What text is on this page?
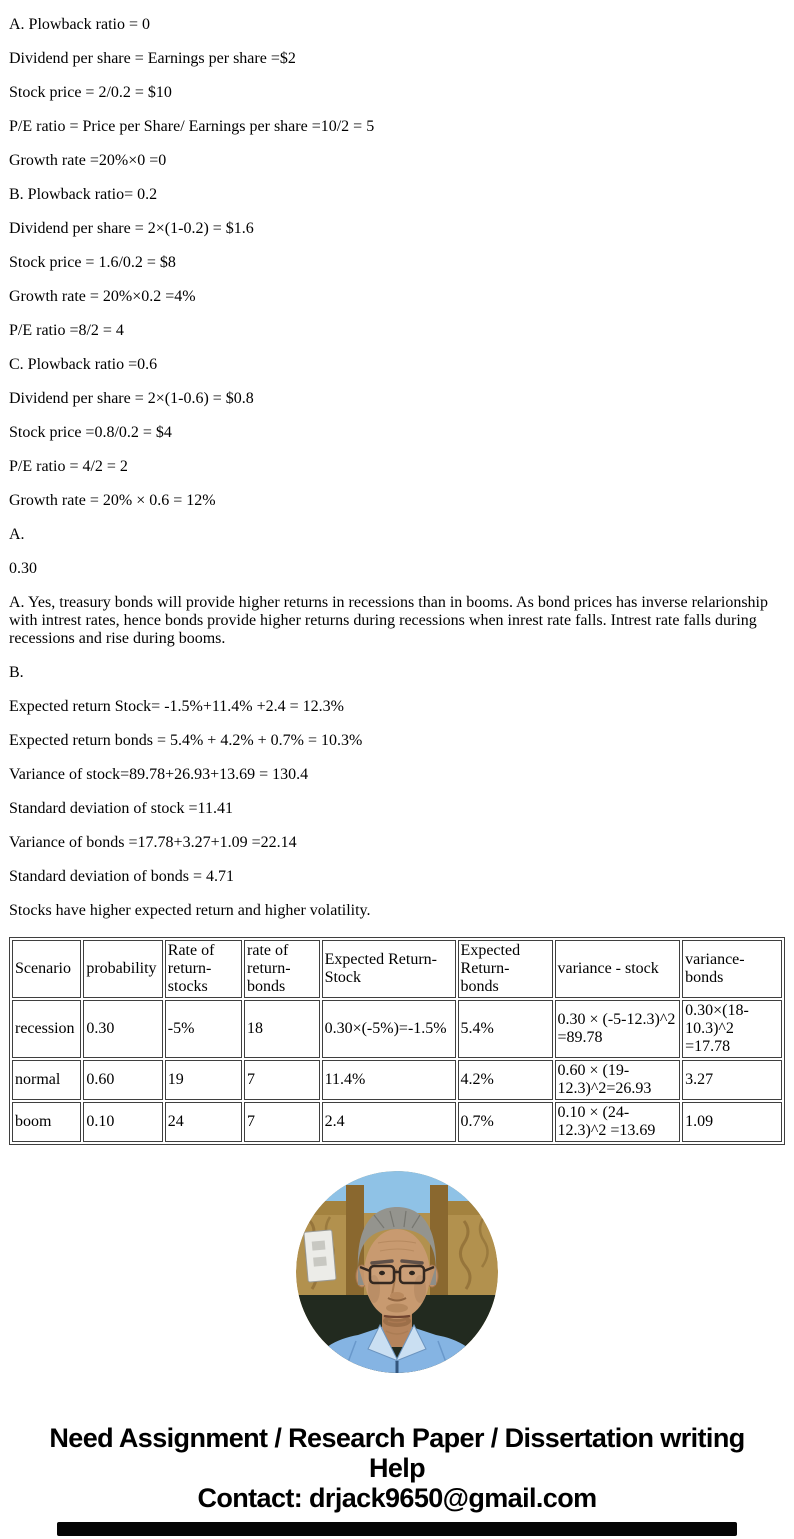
A. Plowback ratio = 0

Dividend per share = Earnings per share =$2

Stock price = 2/0.2 = $10

P/E ratio = Price per Share/ Earnings per share =10/2 = 5

Growth rate =20%×0 =0

B. Plowback ratio= 0.2

Dividend per share = 2×(1-0.2) = $1.6

Stock price = 1.6/0.2 = $8

Growth rate = 20%×0.2 =4%

P/E ratio =8/2 = 4

C. Plowback ratio =0.6

Dividend per share = 2×(1-0.6) = $0.8

Stock price =0.8/0.2 = $4

P/E ratio = 4/2 = 2

Growth rate = 20% × 0.6 = 12%

A.

0.30

A. Yes, treasury bonds will provide higher returns in recessions than in booms. As bond prices has inverse relarionship with intrest rates, hence bonds provide higher returns during recessions when inrest rate falls. Intrest rate falls during recessions and rise during booms.

B.

Expected return Stock= -1.5%+11.4% +2.4 = 12.3%

Expected return bonds = 5.4% + 4.2% + 0.7% = 10.3%

Variance of stock=89.78+26.93+13.69 = 130.4

Standard deviation of stock =11.41

Variance of bonds =17.78+3.27+1.09 =22.14

Standard deviation of bonds = 4.71

Stocks have higher expected return and higher volatility.

Scenario	probability	Rate of return-stocks	rate of return-bonds	Expected Return-Stock	Expected Return- bonds	variance - stock	variance- bonds
recession	0.30	-5%	18	0.30×(-5%)=-1.5%	5.4%	0.30 × (-5-12.3)^2 =89.78	0.30×(18-10.3)^2 =17.78
normal	0.60	19	7	11.4%	4.2%	0.60 × (19-12.3)^2=26.93	3.27
boom	0.10	24	7	2.4	0.7%	0.10 × (24- 12.3)^2 =13.69	1.09

Need Assignment / Research Paper / Dissertation writing Help

Contact: drjack9650@gmail.com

PROMPT: Without the pictures, copy the material exactly as given.

FULL RESPONSE:
What text is on this page?
A. Plowback ratio = 0

Dividend per share = Earnings per share =$2

Stock price = 2/0.2 = $10

P/E ratio = Price per Share/ Earnings per share =10/2 = 5

Growth rate =20%×0 =0

B. Plowback ratio= 0.2

Dividend per share = 2×(1-0.2) = $1.6

Stock price = 1.6/0.2 = $8

Growth rate = 20%×0.2 =4%

P/E ratio =8/2 = 4

C. Plowback ratio =0.6

Dividend per share = 2×(1-0.6) = $0.8

Stock price =0.8/0.2 = $4

P/E ratio = 4/2 = 2

Growth rate = 20% × 0.6 = 12%

A.

0.30

A. Yes, treasury bonds will provide higher returns in recessions than in booms. As bond prices has inverse relarionship with intrest rates, hence bonds provide higher returns during recessions when inrest rate falls. Intrest rate falls during recessions and rise during booms.

B.

Expected return Stock= -1.5%+11.4% +2.4 = 12.3%

Expected return bonds = 5.4% + 4.2% + 0.7% = 10.3%

Variance of stock=89.78+26.93+13.69 = 130.4

Standard deviation of stock =11.41

Variance of bonds =17.78+3.27+1.09 =22.14

Standard deviation of bonds = 4.71

Stocks have higher expected return and higher volatility.

Scenario	probability	Rate of return-stocks	rate of return-bonds	Expected Return-Stock	Expected Return- bonds	variance - stock	variance- bonds
recession	0.30	-5%	18	0.30×(-5%)=-1.5%	5.4%	0.30 × (-5-12.3)^2 =89.78	0.30×(18-10.3)^2 =17.78
normal	0.60	19	7	11.4%	4.2%	0.60 × (19-12.3)^2=26.93	3.27
boom	0.10	24	7	2.4	0.7%	0.10 × (24- 12.3)^2 =13.69	1.09

Need Assignment / Research Paper / Dissertation writing Help

Contact: drjack9650@gmail.com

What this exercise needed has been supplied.